YOUR TASK>
Render this sentence from the HES/HEY gene family abstract in Spanish: "Combining the bHLH and Orange domain sequences, we constructed the phylogenetic trees by different methods (Bayesian, ML, NJ and ME) and classified the HES/HEY gene family into four groups."

EXERCISE TEXT>
--*--

Comparative and Evolutionary Analysis of the HES/HEY Gene Family Reveal Exon/Intron Loss and Teleost Specific Duplication Events

BACKGROUND: HES/HEY genes encode a family of basic helix-loop-helix (bHLH) transcription factors with both bHLH and Orange domain. HES/HEY proteins are direct targets of the Notch signaling pathway and play an essential role in developmental decisions, such as the developments of nervous system, somitogenesis, blood vessel and heart. Despite their important functions, the origin and evolution of this HES/HEY gene family has yet to be elucidated. METHODS AND FINDINGS: In this study, we identified genes of the HES/HEY family in representative species and performed evolutionary analysis to elucidate their origin and evolutionary process. Our results showed that the HES/HEY genes only existed in metazoans and may originate from the common ancestor of metazoans. We identified HES/HEY genes in more than 10 species representing the main lineages. Combining the bHLH and Orange domain sequences, we constructed the phylogenetic trees by different methods (Bayesian, ML, NJ and ME) and classified the HES/HEY gene family into four groups. Our results indicated that this gene family had undergone three expansions, which were along with the origins of Eumetazoa, vertebrate, and teleost. Gene structure analysis revealed that the HES/HEY genes were involved in exon and/or intron loss in different species lineages. Genes of this family were duplicated in bony fishes and doubled than other vertebrates. Furthermore, we studied the teleost-specific duplications in zebrafish and investigated the expression pattern of duplicated genes in different tissues by RT-PCR. Finally, we proposed a model to show the evolution of this gene family with processes of expansion, exon/intron loss, and motif loss. CONCLUSIONS: Our study revealed the evolution of HES/HEY gene family, the expression and function divergence of duplicated genes, which also provide clues for the research of Notch function in development. This study shows a model of gene family analysis with gene structure evolution and duplication.

--*--

AVAILABLE DATA>
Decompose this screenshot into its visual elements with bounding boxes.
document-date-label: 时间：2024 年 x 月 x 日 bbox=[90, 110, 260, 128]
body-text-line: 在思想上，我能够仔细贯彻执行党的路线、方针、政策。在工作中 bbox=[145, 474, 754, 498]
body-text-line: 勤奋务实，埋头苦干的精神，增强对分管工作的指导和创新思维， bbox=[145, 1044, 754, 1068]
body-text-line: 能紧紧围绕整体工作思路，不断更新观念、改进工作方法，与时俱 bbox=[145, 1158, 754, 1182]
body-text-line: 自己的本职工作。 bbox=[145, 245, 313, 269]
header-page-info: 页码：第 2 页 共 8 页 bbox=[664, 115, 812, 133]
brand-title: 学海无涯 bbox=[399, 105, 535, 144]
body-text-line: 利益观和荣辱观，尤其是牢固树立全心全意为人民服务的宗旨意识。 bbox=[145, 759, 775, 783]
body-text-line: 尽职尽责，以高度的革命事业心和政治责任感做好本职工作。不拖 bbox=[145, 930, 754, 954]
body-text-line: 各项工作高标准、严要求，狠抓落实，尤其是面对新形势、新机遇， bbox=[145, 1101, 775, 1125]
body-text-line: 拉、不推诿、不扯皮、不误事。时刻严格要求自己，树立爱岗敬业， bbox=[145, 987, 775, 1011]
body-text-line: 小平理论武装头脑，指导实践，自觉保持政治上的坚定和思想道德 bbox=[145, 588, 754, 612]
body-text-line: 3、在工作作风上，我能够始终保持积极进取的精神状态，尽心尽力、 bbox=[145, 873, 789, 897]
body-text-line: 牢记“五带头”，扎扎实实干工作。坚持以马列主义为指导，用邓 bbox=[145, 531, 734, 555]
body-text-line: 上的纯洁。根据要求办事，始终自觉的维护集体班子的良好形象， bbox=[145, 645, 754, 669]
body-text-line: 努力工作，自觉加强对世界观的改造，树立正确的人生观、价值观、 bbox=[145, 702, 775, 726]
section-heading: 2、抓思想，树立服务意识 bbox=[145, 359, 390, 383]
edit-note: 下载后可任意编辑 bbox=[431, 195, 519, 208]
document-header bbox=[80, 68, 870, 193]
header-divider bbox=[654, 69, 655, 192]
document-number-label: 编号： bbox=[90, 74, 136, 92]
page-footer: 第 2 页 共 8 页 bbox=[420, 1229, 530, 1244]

--*--

RESPONSE>
Combinando las secuencias de los dominios bHLH y Orange, construimos los árboles filogenéticos mediante distintos métodos (bayesiano, ML, NJ y ME) y clasificamos la familia génica HES/HEY en cuatro grupos.